Give every line from the entries that contains "Enviar".

▶ **Data**
______________________________

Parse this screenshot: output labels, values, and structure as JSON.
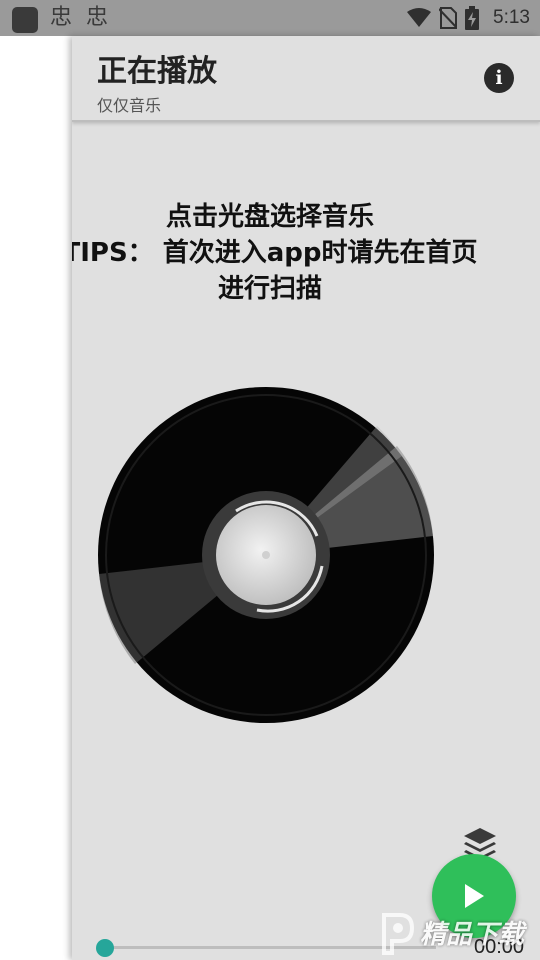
{
  "status_bar": {
    "notif_icons": [
      "忠",
      "忠"
    ],
    "time": "5:13",
    "icons": [
      "wifi-icon",
      "no-sim-icon",
      "battery-charging-icon"
    ]
  },
  "toolbar": {
    "title": "正在播放",
    "subtitle": "仅仅音乐",
    "info_icon": "info-icon"
  },
  "hint": {
    "text": "点击光盘选择音乐\nTIPS： 首次进入app时请先在首页\n进行扫描"
  },
  "player": {
    "disc": "vinyl-disc",
    "progress": 0.0,
    "time": "00:00",
    "play_icon": "play-icon",
    "playlist_icon": "layers-icon",
    "accent_color": "#2fbf5a",
    "seek_color": "#26a69a"
  },
  "watermark": {
    "text": "精品下载"
  }
}
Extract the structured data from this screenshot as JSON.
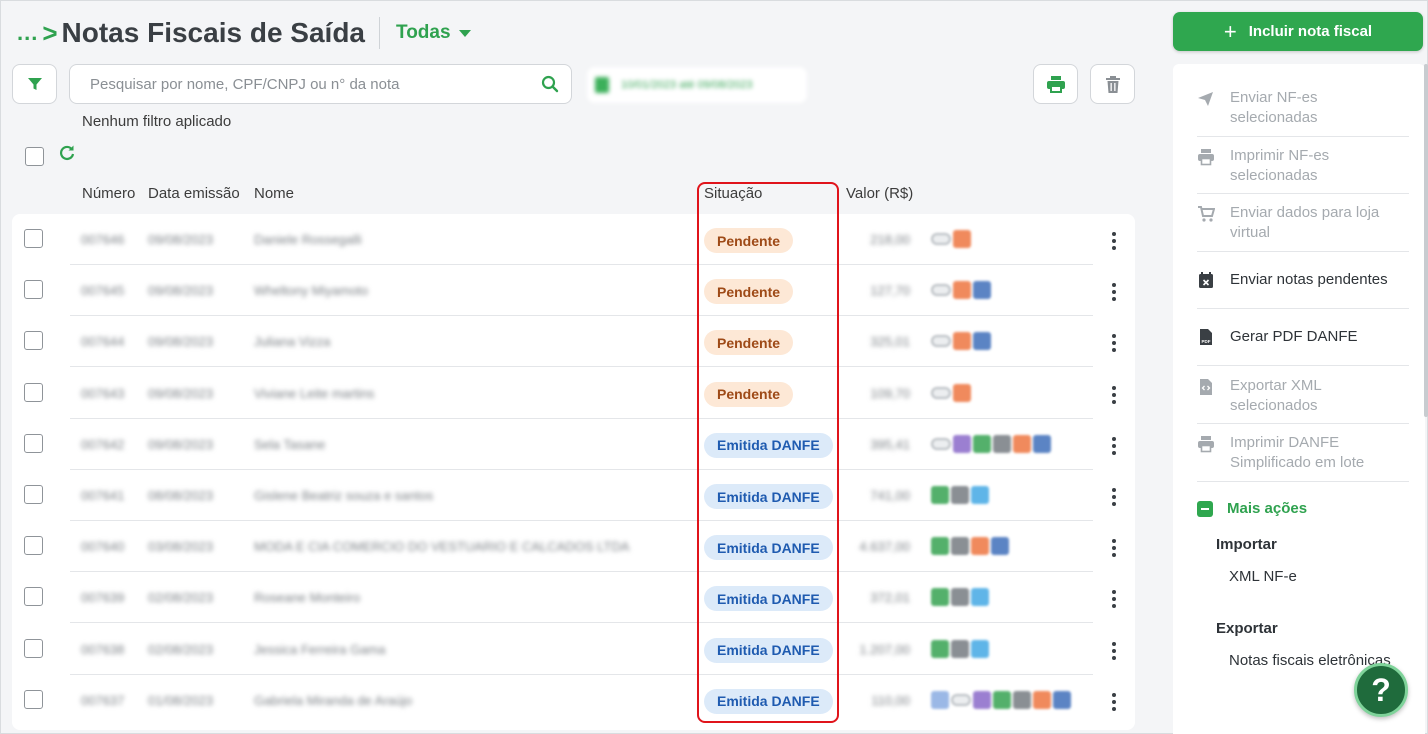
{
  "header": {
    "breadcrumb_dots": "...",
    "breadcrumb_sep": ">",
    "title": "Notas Fiscais de Saída",
    "status_filter": "Todas"
  },
  "toolbar": {
    "search_placeholder": "Pesquisar por nome, CPF/CNPJ ou n° da nota",
    "date_range": "10/01/2023 até 09/08/2023",
    "no_filter": "Nenhum filtro aplicado"
  },
  "table": {
    "columns": {
      "numero": "Número",
      "data": "Data emissão",
      "nome": "Nome",
      "situacao": "Situação",
      "valor": "Valor (R$)"
    },
    "rows": [
      {
        "numero": "007646",
        "data": "09/08/2023",
        "nome": "Daniele Rossegalli",
        "situacao": "Pendente",
        "status": "pend",
        "valor": "218,00"
      },
      {
        "numero": "007645",
        "data": "09/08/2023",
        "nome": "Wheltony Miyamoto",
        "situacao": "Pendente",
        "status": "pend",
        "valor": "127,70"
      },
      {
        "numero": "007644",
        "data": "09/08/2023",
        "nome": "Juliana Vizza",
        "situacao": "Pendente",
        "status": "pend",
        "valor": "325,01"
      },
      {
        "numero": "007643",
        "data": "09/08/2023",
        "nome": "Viviane Leite martins",
        "situacao": "Pendente",
        "status": "pend",
        "valor": "109,70"
      },
      {
        "numero": "007642",
        "data": "09/08/2023",
        "nome": "Sela Tasane",
        "situacao": "Emitida DANFE",
        "status": "emit",
        "valor": "395,41"
      },
      {
        "numero": "007641",
        "data": "08/08/2023",
        "nome": "Gislene Beatriz souza e santos",
        "situacao": "Emitida DANFE",
        "status": "emit",
        "valor": "741,00"
      },
      {
        "numero": "007640",
        "data": "03/08/2023",
        "nome": "MODA E CIA COMERCIO DO VESTUARIO E CALCADOS LTDA",
        "situacao": "Emitida DANFE",
        "status": "emit",
        "valor": "4.637,00"
      },
      {
        "numero": "007639",
        "data": "02/08/2023",
        "nome": "Roseane Monteiro",
        "situacao": "Emitida DANFE",
        "status": "emit",
        "valor": "372,01"
      },
      {
        "numero": "007638",
        "data": "02/08/2023",
        "nome": "Jessica Ferreira Gama",
        "situacao": "Emitida DANFE",
        "status": "emit",
        "valor": "1.207,00"
      },
      {
        "numero": "007637",
        "data": "01/08/2023",
        "nome": "Gabriela Miranda de Araújo",
        "situacao": "Emitida DANFE",
        "status": "emit",
        "valor": "110,00"
      }
    ],
    "row_tags": [
      [
        "pill",
        "#f08a5d"
      ],
      [
        "pill",
        "#f08a5d",
        "#5b84c4"
      ],
      [
        "pill",
        "#f08a5d",
        "#5b84c4"
      ],
      [
        "pill",
        "#f08a5d"
      ],
      [
        "pill",
        "#9b7fd1",
        "#54b06b",
        "#8a8f94",
        "#f08a5d",
        "#5b84c4"
      ],
      [
        "#54b06b",
        "#8a8f94",
        "#5fb5e8"
      ],
      [
        "#54b06b",
        "#8a8f94",
        "#f08a5d",
        "#5b84c4"
      ],
      [
        "#54b06b",
        "#8a8f94",
        "#5fb5e8"
      ],
      [
        "#54b06b",
        "#8a8f94",
        "#5fb5e8"
      ],
      [
        "#9bb8e6",
        "pill",
        "#9b7fd1",
        "#54b06b",
        "#8a8f94",
        "#f08a5d",
        "#5b84c4"
      ]
    ]
  },
  "panel": {
    "add_button": "Incluir nota fiscal",
    "actions": [
      {
        "label": "Enviar NF-es selecionadas",
        "icon": "send-icon",
        "enabled": false
      },
      {
        "label": "Imprimir NF-es selecionadas",
        "icon": "printer-icon",
        "enabled": false
      },
      {
        "label": "Enviar dados para loja virtual",
        "icon": "cart-icon",
        "enabled": false
      },
      {
        "label": "Enviar notas pendentes",
        "icon": "calendar-x-icon",
        "enabled": true
      },
      {
        "label": "Gerar PDF DANFE",
        "icon": "pdf-file-icon",
        "enabled": true
      },
      {
        "label": "Exportar XML selecionados",
        "icon": "xml-file-icon",
        "enabled": false
      },
      {
        "label": "Imprimir DANFE Simplificado em lote",
        "icon": "printer-icon",
        "enabled": false
      }
    ],
    "more_actions": "Mais ações",
    "import_header": "Importar",
    "import_item": "XML NF-e",
    "export_header": "Exportar",
    "export_item": "Notas fiscais eletrônicas",
    "help": "?"
  },
  "colors": {
    "accent": "#2fa74f",
    "pending_bg": "#fde8d6",
    "pending_text": "#9e4a17",
    "emitted_bg": "#dceaf9",
    "emitted_text": "#1f5bb0",
    "highlight": "#e0141b"
  }
}
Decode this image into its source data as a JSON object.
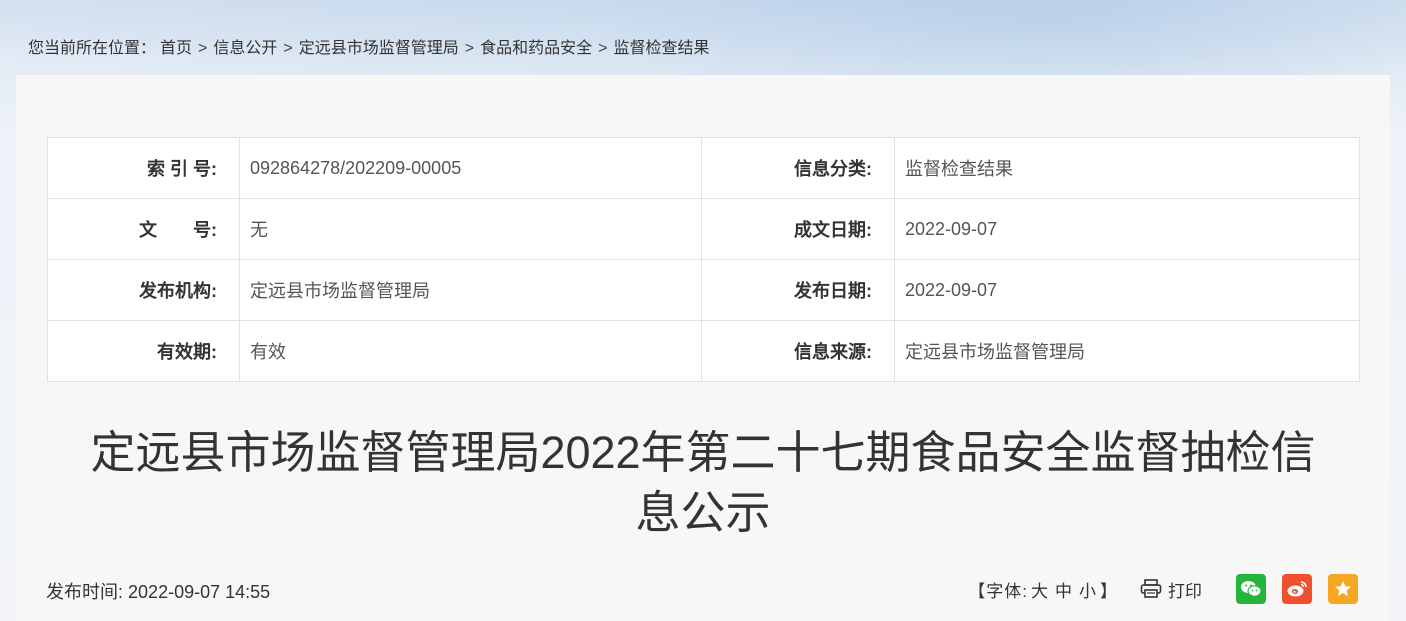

______________________________

▶ **Solution for this exercise**
        "label": "Enviar NF-es selecionadas",
        "label": "Enviar dados para loja virtual",
        "label": "Enviar notas pendentes",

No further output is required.